Coordinate annotation items
§

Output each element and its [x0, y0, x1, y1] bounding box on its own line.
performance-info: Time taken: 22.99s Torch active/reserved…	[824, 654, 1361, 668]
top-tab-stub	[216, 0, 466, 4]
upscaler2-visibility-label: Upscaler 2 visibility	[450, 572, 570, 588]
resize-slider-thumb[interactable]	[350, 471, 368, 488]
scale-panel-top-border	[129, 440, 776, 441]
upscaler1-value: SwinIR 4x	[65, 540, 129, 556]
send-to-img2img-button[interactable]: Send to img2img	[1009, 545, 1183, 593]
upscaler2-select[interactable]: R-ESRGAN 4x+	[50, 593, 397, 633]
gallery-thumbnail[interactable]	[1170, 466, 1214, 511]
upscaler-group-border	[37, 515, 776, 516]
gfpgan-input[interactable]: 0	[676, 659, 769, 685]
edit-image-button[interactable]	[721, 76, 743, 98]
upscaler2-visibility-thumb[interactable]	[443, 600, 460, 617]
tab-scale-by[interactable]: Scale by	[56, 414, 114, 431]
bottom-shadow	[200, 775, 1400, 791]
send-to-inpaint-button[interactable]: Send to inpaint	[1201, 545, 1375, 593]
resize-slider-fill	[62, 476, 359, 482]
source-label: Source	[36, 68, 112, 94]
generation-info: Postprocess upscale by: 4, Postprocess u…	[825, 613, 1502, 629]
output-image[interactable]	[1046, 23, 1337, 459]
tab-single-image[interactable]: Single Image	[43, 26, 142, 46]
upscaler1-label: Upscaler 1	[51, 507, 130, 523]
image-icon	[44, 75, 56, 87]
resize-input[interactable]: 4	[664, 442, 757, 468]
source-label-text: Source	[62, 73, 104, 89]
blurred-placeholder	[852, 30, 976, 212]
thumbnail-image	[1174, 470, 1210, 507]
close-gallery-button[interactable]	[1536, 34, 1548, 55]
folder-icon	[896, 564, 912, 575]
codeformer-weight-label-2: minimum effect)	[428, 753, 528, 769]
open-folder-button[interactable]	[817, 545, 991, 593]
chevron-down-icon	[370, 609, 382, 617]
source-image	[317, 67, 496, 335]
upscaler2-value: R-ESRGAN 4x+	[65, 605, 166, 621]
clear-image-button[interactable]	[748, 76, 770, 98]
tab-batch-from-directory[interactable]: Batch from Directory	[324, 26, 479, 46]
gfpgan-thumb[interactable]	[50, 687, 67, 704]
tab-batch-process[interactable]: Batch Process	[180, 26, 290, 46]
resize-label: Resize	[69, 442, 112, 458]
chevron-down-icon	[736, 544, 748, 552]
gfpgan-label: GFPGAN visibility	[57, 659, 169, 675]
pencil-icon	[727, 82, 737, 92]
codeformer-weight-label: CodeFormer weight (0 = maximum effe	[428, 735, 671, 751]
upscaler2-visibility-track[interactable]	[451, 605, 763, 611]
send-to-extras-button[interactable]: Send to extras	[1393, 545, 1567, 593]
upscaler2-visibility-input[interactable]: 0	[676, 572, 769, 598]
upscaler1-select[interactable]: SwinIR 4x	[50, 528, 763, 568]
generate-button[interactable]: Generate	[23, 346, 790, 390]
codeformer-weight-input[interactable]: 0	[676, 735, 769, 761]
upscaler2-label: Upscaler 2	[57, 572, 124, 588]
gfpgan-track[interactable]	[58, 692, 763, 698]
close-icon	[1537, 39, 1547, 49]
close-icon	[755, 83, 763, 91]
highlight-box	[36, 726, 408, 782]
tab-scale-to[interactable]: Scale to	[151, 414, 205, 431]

§

**TASK DETAILS**
Return every line of the items above that contains the string "slider", treating uppercase and lowercase as different.

**SOLUTION BELOW**
resize-slider-thumb[interactable]	[350, 471, 368, 488]
resize-slider-fill	[62, 476, 359, 482]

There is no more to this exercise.